__STATED GOAL__.
Go through the data below and copy it exactly, skipping every picture.

__EXCERPTED RECORDS__.
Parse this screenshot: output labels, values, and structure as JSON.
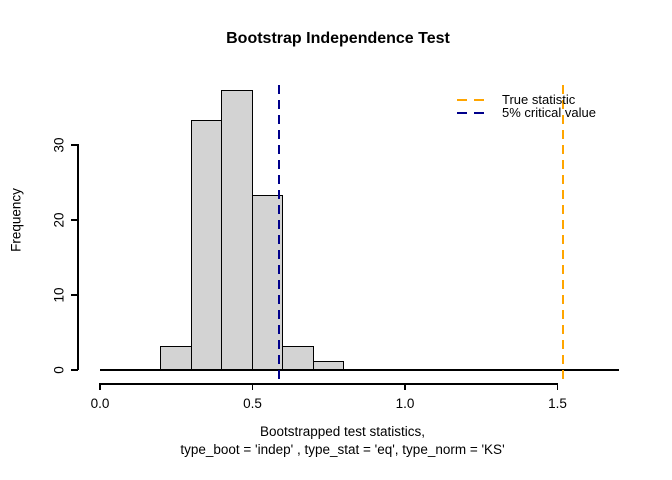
{
  "chart_data": {
    "type": "bar",
    "subtype": "histogram",
    "title": "Bootstrap Independence Test",
    "ylabel": "Frequency",
    "xlabel_line1": "Bootstrapped test statistics,",
    "xlabel_line2": "type_boot = 'indep' , type_stat = 'eq', type_norm = 'KS'",
    "bin_breaks": [
      0.2,
      0.3,
      0.4,
      0.5,
      0.6,
      0.7,
      0.8
    ],
    "counts": [
      3,
      33,
      37,
      23,
      3,
      1
    ],
    "x_tick_values": [
      0,
      0.5,
      1,
      1.5
    ],
    "x_tick_labels": [
      "0.0",
      "0.5",
      "1.0",
      "1.5"
    ],
    "y_tick_values": [
      0,
      10,
      20,
      30
    ],
    "y_tick_labels": [
      "0",
      "10",
      "20",
      "30"
    ],
    "xlim": [
      0,
      1.7
    ],
    "ylim": [
      0,
      37
    ],
    "grid": false,
    "legend_position": "top-right",
    "bar_fill": "#D3D3D3",
    "bar_border": "#000000",
    "vlines": [
      {
        "label": "True statistic",
        "value": 1.52,
        "color": "#FFA500",
        "style": "dashed"
      },
      {
        "label": "5% critical value",
        "value": 0.59,
        "color": "#00008B",
        "style": "dashed"
      }
    ]
  }
}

__REPLY__.
Parse this screenshot: output labels, values, and structure as JSON.
{
  "chart_data": {
    "type": "bar",
    "subtype": "histogram",
    "title": "Bootstrap Independence Test",
    "ylabel": "Frequency",
    "xlabel_line1": "Bootstrapped test statistics,",
    "xlabel_line2": "type_boot = 'indep' , type_stat = 'eq', type_norm = 'KS'",
    "bin_breaks": [
      0.2,
      0.3,
      0.4,
      0.5,
      0.6,
      0.7,
      0.8
    ],
    "counts": [
      3,
      33,
      37,
      23,
      3,
      1
    ],
    "x_tick_values": [
      0,
      0.5,
      1,
      1.5
    ],
    "x_tick_labels": [
      "0.0",
      "0.5",
      "1.0",
      "1.5"
    ],
    "y_tick_values": [
      0,
      10,
      20,
      30
    ],
    "y_tick_labels": [
      "0",
      "10",
      "20",
      "30"
    ],
    "xlim": [
      0,
      1.7
    ],
    "ylim": [
      0,
      37
    ],
    "grid": false,
    "legend_position": "top-right",
    "bar_fill": "#D3D3D3",
    "bar_border": "#000000",
    "vlines": [
      {
        "label": "True statistic",
        "value": 1.52,
        "color": "#FFA500",
        "style": "dashed"
      },
      {
        "label": "5% critical value",
        "value": 0.59,
        "color": "#00008B",
        "style": "dashed"
      }
    ]
  }
}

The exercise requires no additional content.